> WORK TO DO
Show every line in the records below that contains the word "name".

> RECORDS PROVIDED
(begin)

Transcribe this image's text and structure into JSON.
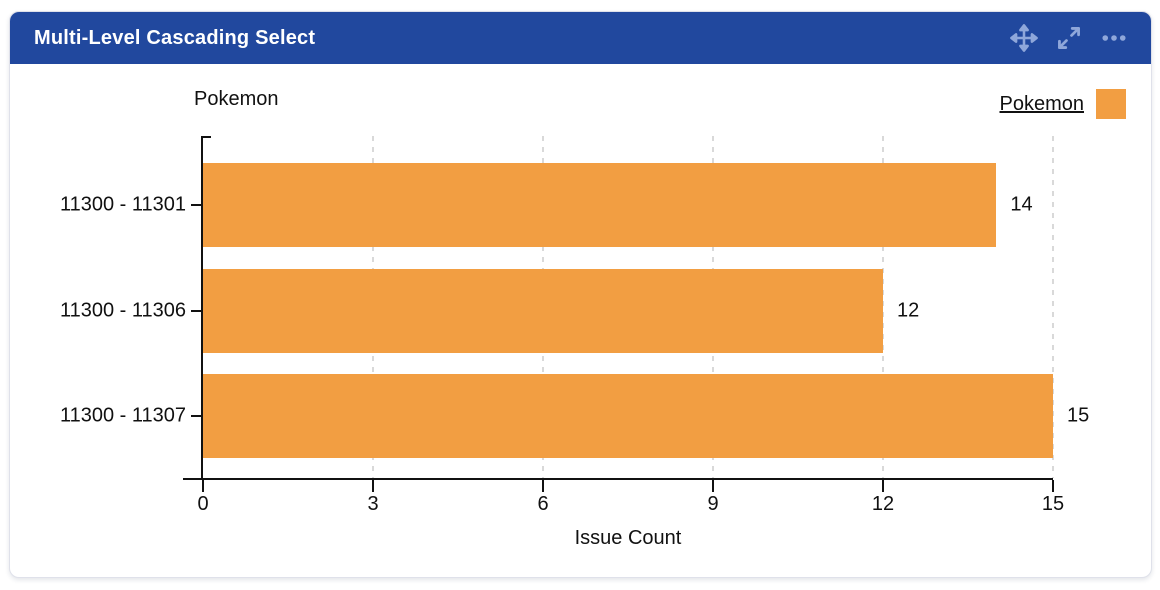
{
  "header": {
    "title": "Multi-Level Cascading Select",
    "icons": [
      {
        "name": "move-icon"
      },
      {
        "name": "expand-icon"
      },
      {
        "name": "more-options-icon"
      }
    ]
  },
  "chart_data": {
    "type": "bar",
    "orientation": "horizontal",
    "categories": [
      "11300 - 11301",
      "11300 - 11306",
      "11300 - 11307"
    ],
    "series": [
      {
        "name": "Pokemon",
        "values": [
          14,
          12,
          15
        ]
      }
    ],
    "value_labels": [
      "14",
      "12",
      "15"
    ],
    "title": "",
    "xlabel": "Issue Count",
    "ylabel": "Pokemon",
    "xlim": [
      0,
      15
    ],
    "x_ticks": [
      "0",
      "3",
      "6",
      "9",
      "12",
      "15"
    ],
    "grid": "vertical-dashed",
    "legend": {
      "label": "Pokemon",
      "position": "top-right"
    }
  },
  "colors": {
    "header_bg": "#21489E",
    "header_icon": "#8FA7DA",
    "bar": "#F29E42",
    "grid": "#D9D9D9",
    "axis": "#111111",
    "card_border": "#DFE1EA"
  }
}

(end)

> ANSWER TO THE EXERCISE
        "name": "move-icon"
        "name": "expand-icon"
        "name": "more-options-icon"
        "name": "Pokemon",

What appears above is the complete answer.